Your objective:
Every line below that mentions the word "skollagen" should be copied out.

■ ■ ■

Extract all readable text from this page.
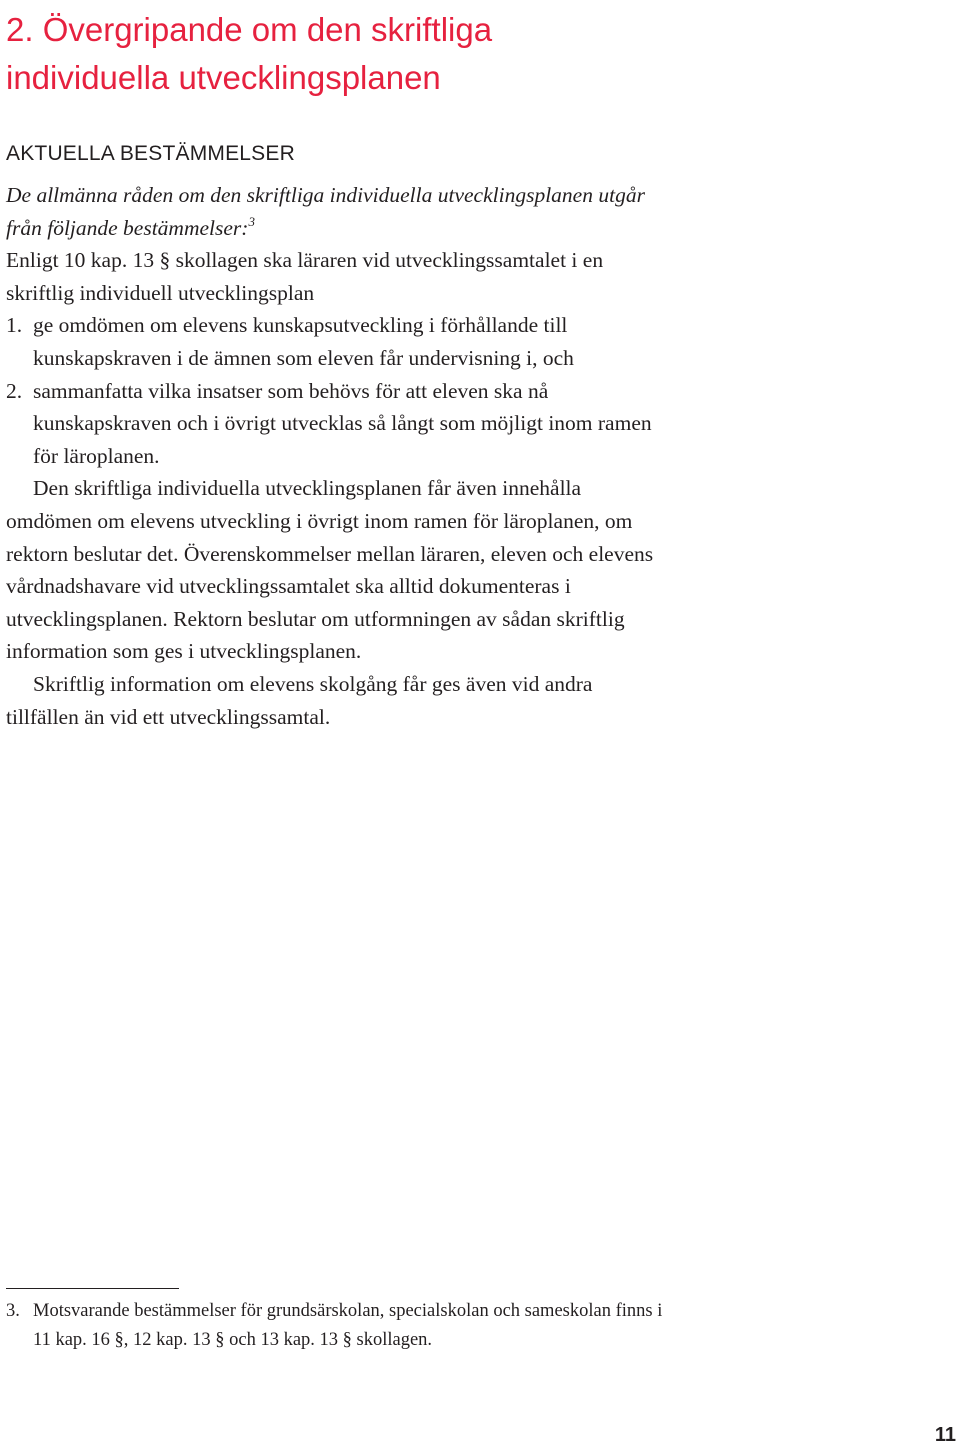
2. Övergripande om den skriftliga
individuella utvecklingsplanen
AKTUELLA BESTÄMMELSER

De allmänna råden om den skriftliga individuella utvecklingsplanen utgår från följande bestämmelser:$^3$

Enligt 10 kap. 13 § skollagen ska läraren vid utvecklingssamtalet i en skriftlig individuell utvecklingsplan

1. ge omdömen om elevens kunskapsutveckling i förhållande till kunskapskraven i de ämnen som eleven får undervisning i, och

2. sammanfatta vilka insatser som behövs för att eleven ska nå kunskapskraven och i övrigt utvecklas så långt som möjligt inom ramen för läroplanen.

Den skriftliga individuella utvecklingsplanen får även innehålla omdömen om elevens utveckling i övrigt inom ramen för läroplanen, om rektorn beslutar det. Överenskommelser mellan läraren, eleven och elevens vårdnadshavare vid utvecklingssamtalet ska alltid dokumenteras i utvecklingsplanen. Rektorn beslutar om utformningen av sådan skriftlig information som ges i utvecklingsplanen.

Skriftlig information om elevens skolgång får ges även vid andra tillfällen än vid ett utvecklingssamtal.

3. Motsvarande bestämmelser för grundsärskolan, specialskolan och sameskolan finns i 11 kap. 16 §, 12 kap. 13 § och 13 kap. 13 § skollagen.

11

■ ■ ■

Response to this task:
Enligt 10 kap. 13 § skollagen ska läraren vid utvecklingssamtalet i en skriftlig individuell utvecklingsplan
3. Motsvarande bestämmelser för grundsärskolan, specialskolan och sameskolan finns i 11 kap. 16 §, 12 kap. 13 § och 13 kap. 13 § skollagen.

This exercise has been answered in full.